* THE TASKS:
1. Please copy the SCION excerpt word for word from "These are very" to "a clear answer.".
2. According to the SCION excerpt, why is changing enterprise connectivity not a small technical detail? Answer in one to three sentences.
3. Pick up the SCION excerpt after its last sentence and keep writing.

* EXCERPT TO READ:
These are very fair questions. Because if we speak about changing enterprise connectivity, we are not speaking of a small technical detail. We are speaking about business continuity, cybersecurity, compliance, cost, AND the ability to stay in control of critical communication.
The good news is that we now have a clear answer.
In the white paper “Cost savings and business benefits of SCION,” we analyzed selected use cases including Enterprise WAN and secure remote access. The result is very clear: SCION delivers cost benefits across all analyzed scenarios. Depending on the setup, organizations can save up to CHF 1.3M per year compared to MPLS, SD-WAN, and VPN-based solutions.
So, in short, rethinking your WAN is not only a technical upgrade. It is also a financial and strategic decision.
But before we go into the numbers, let’s start with the question I often hear first; if there are already so many solutions on the market, why do we need a new one?
4 pain points of today’s cybersecurity landscape
For many years, enterprise connectivity has been seen as mostly an IT topic. It had to work, it had to be stable, and naturally it had to be secure.
But today, the situation is different. What we see in the market is that the Internet has become the foundation for almost everything; remote work, cloud services, partner ecosystems, digital customer platforms, supply chains, IoT devices – you name it.
At the same time, the risks around this infrastructure continue to grow – quickly and fiercely.
While there are multiple factors at play when it comes to the cybersecurity landscape, there are four main challenges that every business leader needs to consider.
- First, we are past the era of the "internal network.” Modern organizations no longer operate inside a closed perimeter, they work with partners, suppliers, customers, multi-cloud platforms, remote employees and third-party providers. The network has become much more open, distributed – and also much more complex.

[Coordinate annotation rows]
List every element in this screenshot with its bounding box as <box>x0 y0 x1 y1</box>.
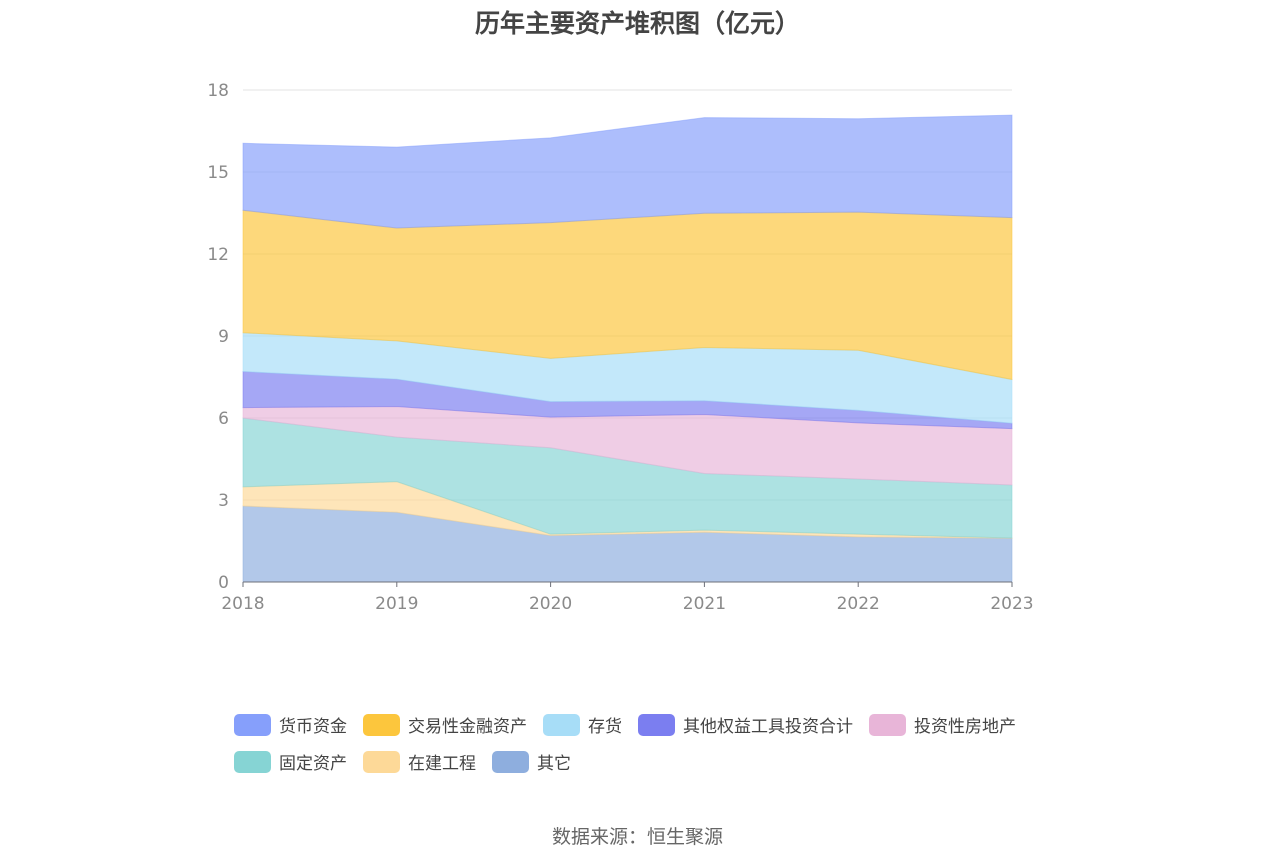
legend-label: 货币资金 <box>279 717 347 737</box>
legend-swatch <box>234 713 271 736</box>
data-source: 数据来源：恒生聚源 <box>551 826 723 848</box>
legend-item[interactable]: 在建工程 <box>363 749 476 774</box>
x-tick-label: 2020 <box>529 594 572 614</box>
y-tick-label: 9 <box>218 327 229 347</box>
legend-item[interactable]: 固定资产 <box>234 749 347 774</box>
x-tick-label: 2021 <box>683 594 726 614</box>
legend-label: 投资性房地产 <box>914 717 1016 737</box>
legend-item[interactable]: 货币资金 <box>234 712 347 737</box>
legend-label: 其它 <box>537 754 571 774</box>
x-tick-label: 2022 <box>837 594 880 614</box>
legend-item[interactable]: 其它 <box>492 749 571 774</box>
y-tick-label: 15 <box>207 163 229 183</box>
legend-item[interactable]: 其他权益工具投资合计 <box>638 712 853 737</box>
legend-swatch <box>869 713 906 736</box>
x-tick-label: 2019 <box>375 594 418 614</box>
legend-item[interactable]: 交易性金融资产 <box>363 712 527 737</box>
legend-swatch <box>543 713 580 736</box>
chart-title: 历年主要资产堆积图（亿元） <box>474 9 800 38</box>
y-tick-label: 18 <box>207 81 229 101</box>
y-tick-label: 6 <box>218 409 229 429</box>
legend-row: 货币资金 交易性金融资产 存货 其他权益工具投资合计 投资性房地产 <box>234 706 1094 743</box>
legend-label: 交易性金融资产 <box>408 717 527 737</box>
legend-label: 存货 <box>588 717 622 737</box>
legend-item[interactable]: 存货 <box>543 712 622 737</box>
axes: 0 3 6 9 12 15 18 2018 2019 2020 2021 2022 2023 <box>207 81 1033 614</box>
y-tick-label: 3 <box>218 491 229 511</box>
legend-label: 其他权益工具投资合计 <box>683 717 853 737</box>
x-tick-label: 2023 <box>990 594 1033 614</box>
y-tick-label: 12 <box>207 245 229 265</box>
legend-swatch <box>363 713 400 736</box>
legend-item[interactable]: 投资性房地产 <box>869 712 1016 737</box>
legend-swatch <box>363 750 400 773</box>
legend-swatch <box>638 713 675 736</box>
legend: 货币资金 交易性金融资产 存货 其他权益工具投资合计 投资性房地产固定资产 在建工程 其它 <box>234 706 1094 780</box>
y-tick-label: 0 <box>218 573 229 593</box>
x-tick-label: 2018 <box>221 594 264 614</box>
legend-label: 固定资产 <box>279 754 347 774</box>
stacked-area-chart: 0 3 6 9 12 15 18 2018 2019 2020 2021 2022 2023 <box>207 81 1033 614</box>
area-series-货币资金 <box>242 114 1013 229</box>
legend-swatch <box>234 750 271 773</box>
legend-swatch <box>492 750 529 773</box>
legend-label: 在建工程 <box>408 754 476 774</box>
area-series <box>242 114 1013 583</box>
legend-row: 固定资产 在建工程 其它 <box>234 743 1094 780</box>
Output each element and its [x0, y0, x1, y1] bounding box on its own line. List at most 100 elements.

* RESPONSES TO THE TASKS:
1.
These are very fair questions. Because if we speak about changing enterprise connectivity, we are not speaking of a small technical detail. We are speaking about business continuity, cybersecurity, compliance, cost, AND the ability to stay in control of critical communication.
The good news is that we now have a clear answer.

2. Changing enterprise connectivity is not a small technical detail because it affects business continuity, cybersecurity, compliance, and cost. It also affects the ability to stay in control of critical communication.

3.
- Second, AI is changing the attack landscape. And not in a good way. Attacks are becoming stronger, faster, cheaper and more automated. AI can help scan attackers scan networks, identify exposed systems and exploit weaknesses much more quickly than before.
- Third, zero-day attacks are becoming an even bigger problem. These are among the most dangerous attacks and are now increasing in both frequency and speed, driven in large part by AI. And what we see again and again is that even well-known security products can become vulnerable. Firewalls, VPNs, gateways and other perimeter tools are important, of course. We still need them. But if exposed to the public Internet, they also become easy targets this day in age.
- And fourth, critical infrastructure is now directly connected to geopolitical risk. Cyber resilience is no longer only an IT concern. For banks, healthcare providers, public institutions, and other critical sectors, it is also about national security, economic stability and trust.
This is the real challenge: today’s Internet was never built for the level of trust, control and resilience that critical sectors now need.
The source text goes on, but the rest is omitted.